### Description of the task:
Can you render the entries, from the first line through the line containing "vertical-scrollbar[interactable] (1023, 260, 1038, 560)" (that line included), as a Markdown table with the columns Row and Line text, numbering each row and leaving out blank lines?

### Listed records:
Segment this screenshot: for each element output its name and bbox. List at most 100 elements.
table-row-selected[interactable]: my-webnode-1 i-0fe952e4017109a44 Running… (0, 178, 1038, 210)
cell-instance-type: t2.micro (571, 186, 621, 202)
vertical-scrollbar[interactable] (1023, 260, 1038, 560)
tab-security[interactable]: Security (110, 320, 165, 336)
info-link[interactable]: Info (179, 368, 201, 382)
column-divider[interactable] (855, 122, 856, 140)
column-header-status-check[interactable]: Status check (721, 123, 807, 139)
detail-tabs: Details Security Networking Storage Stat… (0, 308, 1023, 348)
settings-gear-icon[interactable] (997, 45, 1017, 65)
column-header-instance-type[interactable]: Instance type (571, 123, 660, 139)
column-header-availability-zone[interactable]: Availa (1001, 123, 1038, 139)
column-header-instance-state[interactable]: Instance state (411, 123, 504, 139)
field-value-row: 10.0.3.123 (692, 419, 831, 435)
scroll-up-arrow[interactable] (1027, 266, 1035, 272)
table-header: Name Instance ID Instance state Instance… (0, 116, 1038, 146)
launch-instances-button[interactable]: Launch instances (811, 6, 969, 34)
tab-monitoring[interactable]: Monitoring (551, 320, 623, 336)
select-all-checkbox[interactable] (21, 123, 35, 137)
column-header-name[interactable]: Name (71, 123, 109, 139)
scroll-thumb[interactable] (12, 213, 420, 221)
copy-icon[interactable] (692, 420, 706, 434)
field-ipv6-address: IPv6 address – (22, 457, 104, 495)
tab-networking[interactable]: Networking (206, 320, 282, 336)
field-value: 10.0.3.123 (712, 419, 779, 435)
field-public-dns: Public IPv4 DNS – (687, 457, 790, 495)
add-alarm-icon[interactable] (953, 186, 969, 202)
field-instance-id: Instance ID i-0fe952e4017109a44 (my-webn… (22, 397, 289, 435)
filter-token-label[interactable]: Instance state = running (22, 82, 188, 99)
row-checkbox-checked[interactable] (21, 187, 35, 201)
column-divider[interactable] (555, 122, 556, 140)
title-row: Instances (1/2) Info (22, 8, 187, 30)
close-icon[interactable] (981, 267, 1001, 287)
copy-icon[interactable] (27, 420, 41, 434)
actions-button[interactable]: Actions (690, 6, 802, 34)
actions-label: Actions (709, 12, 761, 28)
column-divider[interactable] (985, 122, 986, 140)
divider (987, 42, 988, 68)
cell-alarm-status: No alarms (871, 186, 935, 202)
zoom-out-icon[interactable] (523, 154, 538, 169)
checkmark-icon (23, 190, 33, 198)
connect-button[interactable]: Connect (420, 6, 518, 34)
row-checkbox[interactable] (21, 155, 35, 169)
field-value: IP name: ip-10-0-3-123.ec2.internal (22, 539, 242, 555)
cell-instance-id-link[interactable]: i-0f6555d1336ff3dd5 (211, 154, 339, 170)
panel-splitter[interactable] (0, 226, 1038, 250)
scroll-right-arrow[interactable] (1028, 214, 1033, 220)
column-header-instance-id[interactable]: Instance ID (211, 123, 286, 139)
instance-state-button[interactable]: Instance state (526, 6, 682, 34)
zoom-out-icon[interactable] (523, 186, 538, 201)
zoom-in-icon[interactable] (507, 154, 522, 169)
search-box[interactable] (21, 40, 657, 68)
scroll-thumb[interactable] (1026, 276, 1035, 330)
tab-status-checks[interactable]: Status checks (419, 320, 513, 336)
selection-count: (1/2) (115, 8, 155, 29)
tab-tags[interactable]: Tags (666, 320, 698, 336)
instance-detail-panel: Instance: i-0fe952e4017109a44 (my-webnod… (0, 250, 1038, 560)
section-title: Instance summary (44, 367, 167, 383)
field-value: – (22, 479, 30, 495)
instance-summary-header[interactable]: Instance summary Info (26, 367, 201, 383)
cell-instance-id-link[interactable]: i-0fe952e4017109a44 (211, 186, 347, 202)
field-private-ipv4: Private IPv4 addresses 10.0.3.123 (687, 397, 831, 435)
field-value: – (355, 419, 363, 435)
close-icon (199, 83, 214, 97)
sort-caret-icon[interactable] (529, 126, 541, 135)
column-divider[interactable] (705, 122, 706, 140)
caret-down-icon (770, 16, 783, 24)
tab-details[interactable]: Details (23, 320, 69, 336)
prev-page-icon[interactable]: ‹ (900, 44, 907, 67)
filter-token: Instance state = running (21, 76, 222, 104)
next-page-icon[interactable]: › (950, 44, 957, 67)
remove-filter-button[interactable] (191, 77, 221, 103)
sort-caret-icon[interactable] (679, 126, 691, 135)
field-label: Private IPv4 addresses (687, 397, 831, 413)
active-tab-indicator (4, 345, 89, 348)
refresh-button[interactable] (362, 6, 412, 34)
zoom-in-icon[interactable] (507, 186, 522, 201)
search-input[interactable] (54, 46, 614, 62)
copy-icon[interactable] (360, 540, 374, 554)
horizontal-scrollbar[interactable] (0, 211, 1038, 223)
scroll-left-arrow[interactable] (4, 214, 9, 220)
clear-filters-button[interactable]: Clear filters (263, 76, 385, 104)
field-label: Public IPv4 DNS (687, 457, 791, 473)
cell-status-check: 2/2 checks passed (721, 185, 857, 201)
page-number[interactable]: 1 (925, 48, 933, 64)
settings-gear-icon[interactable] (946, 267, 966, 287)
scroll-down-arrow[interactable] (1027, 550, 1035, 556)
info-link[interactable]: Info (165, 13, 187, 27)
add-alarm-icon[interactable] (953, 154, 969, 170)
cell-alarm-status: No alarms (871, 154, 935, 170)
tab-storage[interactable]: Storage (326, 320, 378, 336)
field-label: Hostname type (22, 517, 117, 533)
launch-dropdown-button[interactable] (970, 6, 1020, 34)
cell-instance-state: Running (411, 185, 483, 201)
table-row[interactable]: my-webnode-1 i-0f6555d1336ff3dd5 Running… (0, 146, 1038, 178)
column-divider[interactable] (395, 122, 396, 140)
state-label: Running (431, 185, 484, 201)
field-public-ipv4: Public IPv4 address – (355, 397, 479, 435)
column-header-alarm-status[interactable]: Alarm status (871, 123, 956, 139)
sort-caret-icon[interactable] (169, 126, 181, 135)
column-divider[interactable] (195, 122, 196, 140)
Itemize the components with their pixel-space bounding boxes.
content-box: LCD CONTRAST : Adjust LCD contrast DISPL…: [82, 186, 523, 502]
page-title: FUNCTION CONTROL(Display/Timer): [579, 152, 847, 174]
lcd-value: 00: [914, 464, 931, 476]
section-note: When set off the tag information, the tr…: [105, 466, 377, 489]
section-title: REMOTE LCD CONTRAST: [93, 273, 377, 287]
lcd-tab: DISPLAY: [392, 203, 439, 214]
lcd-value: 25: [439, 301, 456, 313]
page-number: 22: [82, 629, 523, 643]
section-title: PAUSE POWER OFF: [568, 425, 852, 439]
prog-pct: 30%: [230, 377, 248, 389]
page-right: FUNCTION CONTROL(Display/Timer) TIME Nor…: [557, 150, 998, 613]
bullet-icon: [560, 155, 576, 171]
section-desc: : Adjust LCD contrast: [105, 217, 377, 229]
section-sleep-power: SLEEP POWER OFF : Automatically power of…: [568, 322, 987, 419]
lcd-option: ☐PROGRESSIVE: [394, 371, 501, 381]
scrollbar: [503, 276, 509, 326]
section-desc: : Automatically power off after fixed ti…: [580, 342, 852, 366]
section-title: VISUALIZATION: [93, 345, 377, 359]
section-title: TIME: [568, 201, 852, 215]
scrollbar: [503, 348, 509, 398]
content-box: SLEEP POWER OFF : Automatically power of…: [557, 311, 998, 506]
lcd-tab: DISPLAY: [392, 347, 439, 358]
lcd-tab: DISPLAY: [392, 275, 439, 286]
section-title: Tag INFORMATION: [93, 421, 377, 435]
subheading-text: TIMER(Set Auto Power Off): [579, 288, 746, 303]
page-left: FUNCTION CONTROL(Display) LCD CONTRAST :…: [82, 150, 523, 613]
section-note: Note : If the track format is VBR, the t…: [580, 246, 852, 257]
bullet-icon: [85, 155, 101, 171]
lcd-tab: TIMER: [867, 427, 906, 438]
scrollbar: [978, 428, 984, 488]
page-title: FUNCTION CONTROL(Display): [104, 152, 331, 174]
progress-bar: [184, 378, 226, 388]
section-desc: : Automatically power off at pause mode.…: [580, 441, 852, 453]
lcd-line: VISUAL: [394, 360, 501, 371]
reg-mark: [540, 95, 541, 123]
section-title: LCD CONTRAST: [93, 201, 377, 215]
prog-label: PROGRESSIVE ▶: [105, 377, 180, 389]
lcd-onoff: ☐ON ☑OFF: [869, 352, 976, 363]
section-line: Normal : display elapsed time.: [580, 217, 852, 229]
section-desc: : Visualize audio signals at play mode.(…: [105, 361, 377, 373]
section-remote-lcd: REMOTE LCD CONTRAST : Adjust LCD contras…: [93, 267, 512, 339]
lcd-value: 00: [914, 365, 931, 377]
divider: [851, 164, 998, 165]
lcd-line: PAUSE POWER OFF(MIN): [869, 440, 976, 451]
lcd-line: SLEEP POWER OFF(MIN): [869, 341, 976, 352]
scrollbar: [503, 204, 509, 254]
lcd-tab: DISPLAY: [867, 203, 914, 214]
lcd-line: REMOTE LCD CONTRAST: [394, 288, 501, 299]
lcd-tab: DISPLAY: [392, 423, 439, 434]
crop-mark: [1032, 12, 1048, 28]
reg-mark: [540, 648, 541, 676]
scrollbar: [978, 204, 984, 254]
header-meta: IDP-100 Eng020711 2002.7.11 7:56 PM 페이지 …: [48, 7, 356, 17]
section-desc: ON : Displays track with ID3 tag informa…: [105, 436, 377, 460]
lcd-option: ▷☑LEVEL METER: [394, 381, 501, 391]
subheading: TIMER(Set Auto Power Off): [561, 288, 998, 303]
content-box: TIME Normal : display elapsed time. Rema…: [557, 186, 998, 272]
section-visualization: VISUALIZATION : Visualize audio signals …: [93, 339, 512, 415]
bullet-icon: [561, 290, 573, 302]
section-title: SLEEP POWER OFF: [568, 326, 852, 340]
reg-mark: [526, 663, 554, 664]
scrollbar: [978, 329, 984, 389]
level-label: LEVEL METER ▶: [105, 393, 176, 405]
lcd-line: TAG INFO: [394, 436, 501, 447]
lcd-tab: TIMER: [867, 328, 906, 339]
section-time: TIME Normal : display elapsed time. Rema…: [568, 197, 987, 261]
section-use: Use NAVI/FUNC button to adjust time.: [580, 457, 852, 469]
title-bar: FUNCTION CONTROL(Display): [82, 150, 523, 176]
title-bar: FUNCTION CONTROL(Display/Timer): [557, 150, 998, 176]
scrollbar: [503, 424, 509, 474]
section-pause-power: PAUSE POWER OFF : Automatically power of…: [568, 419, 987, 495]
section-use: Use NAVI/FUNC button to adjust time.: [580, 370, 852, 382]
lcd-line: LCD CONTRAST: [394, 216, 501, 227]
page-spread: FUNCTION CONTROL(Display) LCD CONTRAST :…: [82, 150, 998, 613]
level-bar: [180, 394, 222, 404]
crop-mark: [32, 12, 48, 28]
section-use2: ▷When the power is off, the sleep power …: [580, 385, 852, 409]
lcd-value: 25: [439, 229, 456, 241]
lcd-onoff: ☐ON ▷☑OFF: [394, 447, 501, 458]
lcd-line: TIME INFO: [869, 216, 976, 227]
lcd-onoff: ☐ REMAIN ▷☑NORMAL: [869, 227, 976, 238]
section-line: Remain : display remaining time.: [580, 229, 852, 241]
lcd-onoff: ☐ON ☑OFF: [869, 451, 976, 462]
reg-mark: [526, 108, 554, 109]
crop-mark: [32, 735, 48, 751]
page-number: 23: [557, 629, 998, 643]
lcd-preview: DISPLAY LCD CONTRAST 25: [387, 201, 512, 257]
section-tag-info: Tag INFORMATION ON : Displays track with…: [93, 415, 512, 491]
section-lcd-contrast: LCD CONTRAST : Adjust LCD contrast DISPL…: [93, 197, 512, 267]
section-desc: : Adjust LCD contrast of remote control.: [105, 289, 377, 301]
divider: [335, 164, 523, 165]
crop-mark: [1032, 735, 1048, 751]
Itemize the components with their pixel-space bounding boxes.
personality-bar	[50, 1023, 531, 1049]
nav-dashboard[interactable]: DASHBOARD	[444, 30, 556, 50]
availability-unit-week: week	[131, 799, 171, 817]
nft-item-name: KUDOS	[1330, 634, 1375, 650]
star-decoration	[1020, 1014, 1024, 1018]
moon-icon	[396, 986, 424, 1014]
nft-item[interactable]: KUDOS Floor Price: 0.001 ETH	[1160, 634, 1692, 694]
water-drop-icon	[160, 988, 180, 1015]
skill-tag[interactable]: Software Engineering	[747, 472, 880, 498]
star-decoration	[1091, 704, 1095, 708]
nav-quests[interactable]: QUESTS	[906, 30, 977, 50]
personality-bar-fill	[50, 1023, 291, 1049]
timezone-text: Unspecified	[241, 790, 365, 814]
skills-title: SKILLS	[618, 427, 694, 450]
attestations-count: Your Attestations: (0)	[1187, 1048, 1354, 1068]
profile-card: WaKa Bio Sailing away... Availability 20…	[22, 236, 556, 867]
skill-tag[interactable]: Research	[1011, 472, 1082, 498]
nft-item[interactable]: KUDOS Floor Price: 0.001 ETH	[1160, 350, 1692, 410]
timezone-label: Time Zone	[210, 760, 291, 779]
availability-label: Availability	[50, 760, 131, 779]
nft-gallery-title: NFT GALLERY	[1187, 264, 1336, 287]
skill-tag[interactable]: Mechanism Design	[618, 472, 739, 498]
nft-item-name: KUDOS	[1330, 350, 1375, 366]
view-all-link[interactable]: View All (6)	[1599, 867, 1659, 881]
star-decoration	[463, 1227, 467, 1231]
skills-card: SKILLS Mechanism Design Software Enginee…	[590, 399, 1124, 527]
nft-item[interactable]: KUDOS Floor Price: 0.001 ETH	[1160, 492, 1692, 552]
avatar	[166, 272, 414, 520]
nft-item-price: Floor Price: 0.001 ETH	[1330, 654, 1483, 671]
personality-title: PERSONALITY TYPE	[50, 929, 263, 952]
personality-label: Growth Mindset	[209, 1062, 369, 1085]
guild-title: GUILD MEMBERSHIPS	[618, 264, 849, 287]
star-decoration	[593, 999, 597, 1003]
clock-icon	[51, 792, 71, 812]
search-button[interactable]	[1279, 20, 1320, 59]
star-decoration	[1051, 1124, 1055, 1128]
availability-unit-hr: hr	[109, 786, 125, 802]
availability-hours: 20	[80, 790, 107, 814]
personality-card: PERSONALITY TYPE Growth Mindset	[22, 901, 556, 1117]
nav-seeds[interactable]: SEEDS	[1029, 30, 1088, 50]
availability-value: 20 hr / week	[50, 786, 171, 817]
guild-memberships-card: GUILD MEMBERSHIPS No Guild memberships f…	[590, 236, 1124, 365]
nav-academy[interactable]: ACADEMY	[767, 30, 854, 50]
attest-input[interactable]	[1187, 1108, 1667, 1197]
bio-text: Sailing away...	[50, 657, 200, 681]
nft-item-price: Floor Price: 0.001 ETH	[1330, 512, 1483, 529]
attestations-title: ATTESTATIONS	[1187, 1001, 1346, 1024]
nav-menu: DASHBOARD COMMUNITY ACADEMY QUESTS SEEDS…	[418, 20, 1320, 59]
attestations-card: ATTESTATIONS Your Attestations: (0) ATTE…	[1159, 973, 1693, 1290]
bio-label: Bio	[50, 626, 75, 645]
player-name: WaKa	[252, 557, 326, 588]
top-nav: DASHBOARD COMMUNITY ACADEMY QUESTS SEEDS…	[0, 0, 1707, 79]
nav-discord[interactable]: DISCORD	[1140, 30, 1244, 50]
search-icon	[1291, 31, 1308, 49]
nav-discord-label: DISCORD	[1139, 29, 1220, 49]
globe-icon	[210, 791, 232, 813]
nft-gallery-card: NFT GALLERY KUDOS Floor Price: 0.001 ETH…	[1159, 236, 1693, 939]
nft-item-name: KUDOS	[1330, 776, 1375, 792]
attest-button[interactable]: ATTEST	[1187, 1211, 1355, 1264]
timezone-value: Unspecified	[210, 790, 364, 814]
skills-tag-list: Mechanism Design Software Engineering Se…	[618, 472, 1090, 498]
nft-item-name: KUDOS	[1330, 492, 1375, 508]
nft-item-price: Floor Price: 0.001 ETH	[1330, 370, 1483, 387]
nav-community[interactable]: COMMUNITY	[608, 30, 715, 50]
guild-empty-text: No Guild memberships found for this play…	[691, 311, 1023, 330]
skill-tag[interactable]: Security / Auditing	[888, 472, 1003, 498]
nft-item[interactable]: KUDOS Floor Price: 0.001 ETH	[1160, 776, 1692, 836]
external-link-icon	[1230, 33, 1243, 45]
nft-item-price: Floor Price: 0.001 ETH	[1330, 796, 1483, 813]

### Solved exercise:
| Row | Line text |
|---|---|
| 1 | Segment this screenshot: for each element output its name and bbox. List at most 100 elements. |
| 2 | table-row-selected[interactable]: my-webnode-1 i-0fe952e4017109a44 Running… (0, 178, 1038, 210) |
| 3 | cell-instance-type: t2.micro (571, 186, 621, 202) |
| 4 | vertical-scrollbar[interactable] (1023, 260, 1038, 560) |